= The data =
## Begin

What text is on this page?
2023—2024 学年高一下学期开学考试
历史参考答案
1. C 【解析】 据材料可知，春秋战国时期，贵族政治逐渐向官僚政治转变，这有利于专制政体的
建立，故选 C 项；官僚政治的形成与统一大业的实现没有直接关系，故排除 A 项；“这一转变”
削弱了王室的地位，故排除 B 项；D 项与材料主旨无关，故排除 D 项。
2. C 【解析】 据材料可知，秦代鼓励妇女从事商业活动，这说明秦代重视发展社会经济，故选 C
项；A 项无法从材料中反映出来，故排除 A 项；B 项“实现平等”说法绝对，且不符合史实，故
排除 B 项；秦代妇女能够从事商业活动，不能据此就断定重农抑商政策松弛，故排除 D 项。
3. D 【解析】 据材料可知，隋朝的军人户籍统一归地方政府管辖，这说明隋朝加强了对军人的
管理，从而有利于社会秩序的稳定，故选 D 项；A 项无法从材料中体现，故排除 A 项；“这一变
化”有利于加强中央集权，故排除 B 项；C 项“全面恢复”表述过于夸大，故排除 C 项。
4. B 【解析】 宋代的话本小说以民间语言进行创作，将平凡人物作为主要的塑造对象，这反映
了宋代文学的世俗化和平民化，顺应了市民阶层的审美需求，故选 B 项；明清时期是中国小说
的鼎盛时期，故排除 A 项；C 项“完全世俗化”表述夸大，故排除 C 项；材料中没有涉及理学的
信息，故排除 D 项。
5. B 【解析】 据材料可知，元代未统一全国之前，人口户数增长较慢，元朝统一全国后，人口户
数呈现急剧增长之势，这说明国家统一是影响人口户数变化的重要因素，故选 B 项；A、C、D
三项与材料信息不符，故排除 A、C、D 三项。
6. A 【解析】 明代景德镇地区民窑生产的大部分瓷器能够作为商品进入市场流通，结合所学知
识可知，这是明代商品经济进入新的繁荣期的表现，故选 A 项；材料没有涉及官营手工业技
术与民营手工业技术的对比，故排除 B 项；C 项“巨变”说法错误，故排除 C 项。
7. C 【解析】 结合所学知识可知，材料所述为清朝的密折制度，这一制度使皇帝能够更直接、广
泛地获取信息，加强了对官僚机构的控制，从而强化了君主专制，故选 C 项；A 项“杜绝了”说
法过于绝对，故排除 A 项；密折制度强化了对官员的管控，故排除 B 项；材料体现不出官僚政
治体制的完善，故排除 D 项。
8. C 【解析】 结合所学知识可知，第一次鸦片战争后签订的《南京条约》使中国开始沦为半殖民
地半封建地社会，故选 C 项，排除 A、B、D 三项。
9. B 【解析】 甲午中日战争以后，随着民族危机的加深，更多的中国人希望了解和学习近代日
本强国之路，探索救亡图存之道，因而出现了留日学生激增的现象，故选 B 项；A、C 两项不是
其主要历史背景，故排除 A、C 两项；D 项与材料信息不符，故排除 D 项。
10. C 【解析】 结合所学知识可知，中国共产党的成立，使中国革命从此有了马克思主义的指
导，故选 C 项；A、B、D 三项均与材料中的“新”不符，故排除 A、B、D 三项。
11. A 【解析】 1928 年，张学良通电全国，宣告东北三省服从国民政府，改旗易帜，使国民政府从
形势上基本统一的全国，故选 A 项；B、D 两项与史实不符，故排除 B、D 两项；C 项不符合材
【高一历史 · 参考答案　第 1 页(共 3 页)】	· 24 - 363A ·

## End

= What this task involves =
Retype the records above exactly.

= Written response =
What text is on this page?
2023—2024 学年高一下学期开学考试
历史参考答案
1. C 【解析】 据材料可知，春秋战国时期，贵族政治逐渐向官僚政治转变，这有利于专制政体的
建立，故选 C 项；官僚政治的形成与统一大业的实现没有直接关系，故排除 A 项；“这一转变”
削弱了王室的地位，故排除 B 项；D 项与材料主旨无关，故排除 D 项。
2. C 【解析】 据材料可知，秦代鼓励妇女从事商业活动，这说明秦代重视发展社会经济，故选 C
项；A 项无法从材料中反映出来，故排除 A 项；B 项“实现平等”说法绝对，且不符合史实，故
排除 B 项；秦代妇女能够从事商业活动，不能据此就断定重农抑商政策松弛，故排除 D 项。
3. D 【解析】 据材料可知，隋朝的军人户籍统一归地方政府管辖，这说明隋朝加强了对军人的
管理，从而有利于社会秩序的稳定，故选 D 项；A 项无法从材料中体现，故排除 A 项；“这一变
化”有利于加强中央集权，故排除 B 项；C 项“全面恢复”表述过于夸大，故排除 C 项。
4. B 【解析】 宋代的话本小说以民间语言进行创作，将平凡人物作为主要的塑造对象，这反映
了宋代文学的世俗化和平民化，顺应了市民阶层的审美需求，故选 B 项；明清时期是中国小说
的鼎盛时期，故排除 A 项；C 项“完全世俗化”表述夸大，故排除 C 项；材料中没有涉及理学的
信息，故排除 D 项。
5. B 【解析】 据材料可知，元代未统一全国之前，人口户数增长较慢，元朝统一全国后，人口户
数呈现急剧增长之势，这说明国家统一是影响人口户数变化的重要因素，故选 B 项；A、C、D
三项与材料信息不符，故排除 A、C、D 三项。
6. A 【解析】 明代景德镇地区民窑生产的大部分瓷器能够作为商品进入市场流通，结合所学知
识可知，这是明代商品经济进入新的繁荣期的表现，故选 A 项；材料没有涉及官营手工业技
术与民营手工业技术的对比，故排除 B 项；C 项“巨变”说法错误，故排除 C 项。
7. C 【解析】 结合所学知识可知，材料所述为清朝的密折制度，这一制度使皇帝能够更直接、广
泛地获取信息，加强了对官僚机构的控制，从而强化了君主专制，故选 C 项；A 项“杜绝了”说
法过于绝对，故排除 A 项；密折制度强化了对官员的管控，故排除 B 项；材料体现不出官僚政
治体制的完善，故排除 D 项。
8. C 【解析】 结合所学知识可知，第一次鸦片战争后签订的《南京条约》使中国开始沦为半殖民
地半封建地社会，故选 C 项，排除 A、B、D 三项。
9. B 【解析】 甲午中日战争以后，随着民族危机的加深，更多的中国人希望了解和学习近代日
本强国之路，探索救亡图存之道，因而出现了留日学生激增的现象，故选 B 项；A、C 两项不是
其主要历史背景，故排除 A、C 两项；D 项与材料信息不符，故排除 D 项。
10. C 【解析】 结合所学知识可知，中国共产党的成立，使中国革命从此有了马克思主义的指
导，故选 C 项；A、B、D 三项均与材料中的“新”不符，故排除 A、B、D 三项。
11. A 【解析】 1928 年，张学良通电全国，宣告东北三省服从国民政府，改旗易帜，使国民政府从
形势上基本统一的全国，故选 A 项；B、D 两项与史实不符，故排除 B、D 两项；C 项不符合材
【高一历史 · 参考答案　第 1 页(共 3 页)】	· 24 - 363A ·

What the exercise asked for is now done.